▶ **Input data**:
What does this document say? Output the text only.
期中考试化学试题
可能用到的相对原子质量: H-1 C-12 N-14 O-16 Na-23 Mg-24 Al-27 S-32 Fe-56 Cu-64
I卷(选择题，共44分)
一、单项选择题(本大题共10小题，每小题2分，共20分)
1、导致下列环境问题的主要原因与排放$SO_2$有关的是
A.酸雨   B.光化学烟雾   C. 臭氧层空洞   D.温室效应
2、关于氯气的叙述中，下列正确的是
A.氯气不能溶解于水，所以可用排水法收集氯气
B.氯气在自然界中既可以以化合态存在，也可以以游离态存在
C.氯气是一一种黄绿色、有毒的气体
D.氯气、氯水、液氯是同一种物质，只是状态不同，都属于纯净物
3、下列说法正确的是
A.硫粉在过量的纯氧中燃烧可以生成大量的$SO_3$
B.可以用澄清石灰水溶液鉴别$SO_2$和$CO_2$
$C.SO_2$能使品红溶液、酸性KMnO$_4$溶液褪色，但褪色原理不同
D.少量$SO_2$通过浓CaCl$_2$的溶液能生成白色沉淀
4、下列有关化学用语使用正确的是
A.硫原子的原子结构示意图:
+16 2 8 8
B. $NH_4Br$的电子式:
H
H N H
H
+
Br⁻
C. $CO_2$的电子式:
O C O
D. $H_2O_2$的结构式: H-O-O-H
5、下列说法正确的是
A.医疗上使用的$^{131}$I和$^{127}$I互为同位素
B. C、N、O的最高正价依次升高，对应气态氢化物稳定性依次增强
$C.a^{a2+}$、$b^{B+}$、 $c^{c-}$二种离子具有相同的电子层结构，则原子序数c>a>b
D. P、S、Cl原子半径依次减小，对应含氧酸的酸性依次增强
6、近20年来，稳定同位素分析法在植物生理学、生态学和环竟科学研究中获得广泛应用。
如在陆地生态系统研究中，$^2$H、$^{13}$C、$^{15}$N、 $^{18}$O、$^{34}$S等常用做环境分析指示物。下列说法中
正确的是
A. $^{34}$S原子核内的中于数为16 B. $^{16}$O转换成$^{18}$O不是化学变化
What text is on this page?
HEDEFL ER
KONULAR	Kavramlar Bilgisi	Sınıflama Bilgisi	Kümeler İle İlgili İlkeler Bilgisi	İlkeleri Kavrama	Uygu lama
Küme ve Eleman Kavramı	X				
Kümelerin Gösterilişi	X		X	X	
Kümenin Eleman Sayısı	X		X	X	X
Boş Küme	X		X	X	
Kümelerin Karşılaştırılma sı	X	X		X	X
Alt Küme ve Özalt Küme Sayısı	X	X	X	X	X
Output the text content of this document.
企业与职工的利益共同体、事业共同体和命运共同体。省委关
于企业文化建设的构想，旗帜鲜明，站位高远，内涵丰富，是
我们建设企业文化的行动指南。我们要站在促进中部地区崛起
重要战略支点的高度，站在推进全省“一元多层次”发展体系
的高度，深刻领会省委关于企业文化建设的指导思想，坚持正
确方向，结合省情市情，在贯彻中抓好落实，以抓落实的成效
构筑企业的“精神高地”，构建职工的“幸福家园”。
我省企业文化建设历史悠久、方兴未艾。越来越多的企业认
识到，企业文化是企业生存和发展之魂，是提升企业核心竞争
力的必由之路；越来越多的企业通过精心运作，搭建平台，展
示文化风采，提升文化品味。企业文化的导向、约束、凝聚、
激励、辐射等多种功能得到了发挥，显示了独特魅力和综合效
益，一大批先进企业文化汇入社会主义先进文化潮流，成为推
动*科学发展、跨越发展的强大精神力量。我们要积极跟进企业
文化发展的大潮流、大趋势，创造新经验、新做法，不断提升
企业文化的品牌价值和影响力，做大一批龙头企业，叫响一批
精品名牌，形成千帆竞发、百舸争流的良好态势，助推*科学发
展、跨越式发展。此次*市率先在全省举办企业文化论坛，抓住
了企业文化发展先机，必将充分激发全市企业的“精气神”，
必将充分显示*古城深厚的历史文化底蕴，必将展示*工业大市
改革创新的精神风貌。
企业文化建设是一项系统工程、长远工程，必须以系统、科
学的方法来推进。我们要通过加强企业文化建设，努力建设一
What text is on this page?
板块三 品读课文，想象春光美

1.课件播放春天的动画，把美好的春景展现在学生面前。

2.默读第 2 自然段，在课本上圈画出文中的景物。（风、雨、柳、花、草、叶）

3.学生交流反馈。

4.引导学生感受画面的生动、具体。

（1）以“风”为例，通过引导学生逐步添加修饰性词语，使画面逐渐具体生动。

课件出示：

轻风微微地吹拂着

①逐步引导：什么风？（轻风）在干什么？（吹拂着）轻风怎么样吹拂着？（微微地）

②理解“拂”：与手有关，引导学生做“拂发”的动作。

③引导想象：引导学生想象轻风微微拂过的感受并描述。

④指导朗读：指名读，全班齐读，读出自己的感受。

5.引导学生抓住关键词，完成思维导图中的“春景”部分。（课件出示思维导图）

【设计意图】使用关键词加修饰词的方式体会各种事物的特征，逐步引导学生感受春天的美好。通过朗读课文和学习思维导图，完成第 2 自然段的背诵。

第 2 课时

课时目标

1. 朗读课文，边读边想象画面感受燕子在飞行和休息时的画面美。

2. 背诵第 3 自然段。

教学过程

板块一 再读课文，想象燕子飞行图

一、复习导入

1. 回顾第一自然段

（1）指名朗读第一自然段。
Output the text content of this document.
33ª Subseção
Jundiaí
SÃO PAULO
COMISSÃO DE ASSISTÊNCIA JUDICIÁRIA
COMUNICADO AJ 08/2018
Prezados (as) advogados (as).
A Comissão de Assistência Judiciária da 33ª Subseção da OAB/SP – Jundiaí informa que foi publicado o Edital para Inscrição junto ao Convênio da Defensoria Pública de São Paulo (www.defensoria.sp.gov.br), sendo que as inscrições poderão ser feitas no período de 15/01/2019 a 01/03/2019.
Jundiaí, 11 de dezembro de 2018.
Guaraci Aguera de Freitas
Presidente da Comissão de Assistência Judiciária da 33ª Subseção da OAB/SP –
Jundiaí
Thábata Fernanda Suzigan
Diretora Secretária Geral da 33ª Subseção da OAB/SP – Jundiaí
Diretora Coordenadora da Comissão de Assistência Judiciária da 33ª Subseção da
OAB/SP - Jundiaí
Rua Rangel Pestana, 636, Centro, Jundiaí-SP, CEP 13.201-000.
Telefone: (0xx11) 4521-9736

▶ **What you will do**:
Transcribe every line of the data, exactly as it stands.

▶ **Task solution**:
What does this document say? Output the text only.
期中考试化学试题
可能用到的相对原子质量: H-1 C-12 N-14 O-16 Na-23 Mg-24 Al-27 S-32 Fe-56 Cu-64
I卷(选择题，共44分)
一、单项选择题(本大题共10小题，每小题2分，共20分)
1、导致下列环境问题的主要原因与排放$SO_2$有关的是
A.酸雨   B.光化学烟雾   C. 臭氧层空洞   D.温室效应
2、关于氯气的叙述中，下列正确的是
A.氯气不能溶解于水，所以可用排水法收集氯气
B.氯气在自然界中既可以以化合态存在，也可以以游离态存在
C.氯气是一一种黄绿色、有毒的气体
D.氯气、氯水、液氯是同一种物质，只是状态不同，都属于纯净物
3、下列说法正确的是
A.硫粉在过量的纯氧中燃烧可以生成大量的$SO_3$
B.可以用澄清石灰水溶液鉴别$SO_2$和$CO_2$
$C.SO_2$能使品红溶液、酸性KMnO$_4$溶液褪色，但褪色原理不同
D.少量$SO_2$通过浓CaCl$_2$的溶液能生成白色沉淀
4、下列有关化学用语使用正确的是
A.硫原子的原子结构示意图:
+16 2 8 8
B. $NH_4Br$的电子式:
H
H N H
H
+
Br⁻
C. $CO_2$的电子式:
O C O
D. $H_2O_2$的结构式: H-O-O-H
5、下列说法正确的是
A.医疗上使用的$^{131}$I和$^{127}$I互为同位素
B. C、N、O的最高正价依次升高，对应气态氢化物稳定性依次增强
$C.a^{a2+}$、$b^{B+}$、 $c^{c-}$二种离子具有相同的电子层结构，则原子序数c>a>b
D. P、S、Cl原子半径依次减小，对应含氧酸的酸性依次增强
6、近20年来，稳定同位素分析法在植物生理学、生态学和环竟科学研究中获得广泛应用。
如在陆地生态系统研究中，$^2$H、$^{13}$C、$^{15}$N、 $^{18}$O、$^{34}$S等常用做环境分析指示物。下列说法中
正确的是
A. $^{34}$S原子核内的中于数为16 B. $^{16}$O转换成$^{18}$O不是化学变化
What text is on this page?
HEDEFL ER
KONULAR	Kavramlar Bilgisi	Sınıflama Bilgisi	Kümeler İle İlgili İlkeler Bilgisi	İlkeleri Kavrama	Uygu lama
Küme ve Eleman Kavramı	X				
Kümelerin Gösterilişi	X		X	X	
Kümenin Eleman Sayısı	X		X	X	X
Boş Küme	X		X	X	
Kümelerin Karşılaştırılma sı	X	X		X	X
Alt Küme ve Özalt Küme Sayısı	X	X	X	X	X
Output the text content of this document.
企业与职工的利益共同体、事业共同体和命运共同体。省委关
于企业文化建设的构想，旗帜鲜明，站位高远，内涵丰富，是
我们建设企业文化的行动指南。我们要站在促进中部地区崛起
重要战略支点的高度，站在推进全省“一元多层次”发展体系
的高度，深刻领会省委关于企业文化建设的指导思想，坚持正
确方向，结合省情市情，在贯彻中抓好落实，以抓落实的成效
构筑企业的“精神高地”，构建职工的“幸福家园”。
我省企业文化建设历史悠久、方兴未艾。越来越多的企业认
识到，企业文化是企业生存和发展之魂，是提升企业核心竞争
力的必由之路；越来越多的企业通过精心运作，搭建平台，展
示文化风采，提升文化品味。企业文化的导向、约束、凝聚、
激励、辐射等多种功能得到了发挥，显示了独特魅力和综合效
益，一大批先进企业文化汇入社会主义先进文化潮流，成为推
动*科学发展、跨越发展的强大精神力量。我们要积极跟进企业
文化发展的大潮流、大趋势，创造新经验、新做法，不断提升
企业文化的品牌价值和影响力，做大一批龙头企业，叫响一批
精品名牌，形成千帆竞发、百舸争流的良好态势，助推*科学发
展、跨越式发展。此次*市率先在全省举办企业文化论坛，抓住
了企业文化发展先机，必将充分激发全市企业的“精气神”，
必将充分显示*古城深厚的历史文化底蕴，必将展示*工业大市
改革创新的精神风貌。
企业文化建设是一项系统工程、长远工程，必须以系统、科
学的方法来推进。我们要通过加强企业文化建设，努力建设一
What text is on this page?
板块三 品读课文，想象春光美

1.课件播放春天的动画，把美好的春景展现在学生面前。

2.默读第 2 自然段，在课本上圈画出文中的景物。（风、雨、柳、花、草、叶）

3.学生交流反馈。

4.引导学生感受画面的生动、具体。

（1）以“风”为例，通过引导学生逐步添加修饰性词语，使画面逐渐具体生动。

课件出示：

轻风微微地吹拂着

①逐步引导：什么风？（轻风）在干什么？（吹拂着）轻风怎么样吹拂着？（微微地）

②理解“拂”：与手有关，引导学生做“拂发”的动作。

③引导想象：引导学生想象轻风微微拂过的感受并描述。

④指导朗读：指名读，全班齐读，读出自己的感受。

5.引导学生抓住关键词，完成思维导图中的“春景”部分。（课件出示思维导图）

【设计意图】使用关键词加修饰词的方式体会各种事物的特征，逐步引导学生感受春天的美好。通过朗读课文和学习思维导图，完成第 2 自然段的背诵。

第 2 课时

课时目标

1. 朗读课文，边读边想象画面感受燕子在飞行和休息时的画面美。

2. 背诵第 3 自然段。

教学过程

板块一 再读课文，想象燕子飞行图

一、复习导入

1. 回顾第一自然段

（1）指名朗读第一自然段。
Output the text content of this document.
33ª Subseção
Jundiaí
SÃO PAULO
COMISSÃO DE ASSISTÊNCIA JUDICIÁRIA
COMUNICADO AJ 08/2018
Prezados (as) advogados (as).
A Comissão de Assistência Judiciária da 33ª Subseção da OAB/SP – Jundiaí informa que foi publicado o Edital para Inscrição junto ao Convênio da Defensoria Pública de São Paulo (www.defensoria.sp.gov.br), sendo que as inscrições poderão ser feitas no período de 15/01/2019 a 01/03/2019.
Jundiaí, 11 de dezembro de 2018.
Guaraci Aguera de Freitas
Presidente da Comissão de Assistência Judiciária da 33ª Subseção da OAB/SP –
Jundiaí
Thábata Fernanda Suzigan
Diretora Secretária Geral da 33ª Subseção da OAB/SP – Jundiaí
Diretora Coordenadora da Comissão de Assistência Judiciária da 33ª Subseção da
OAB/SP - Jundiaí
Rua Rangel Pestana, 636, Centro, Jundiaí-SP, CEP 13.201-000.
Telefone: (0xx11) 4521-9736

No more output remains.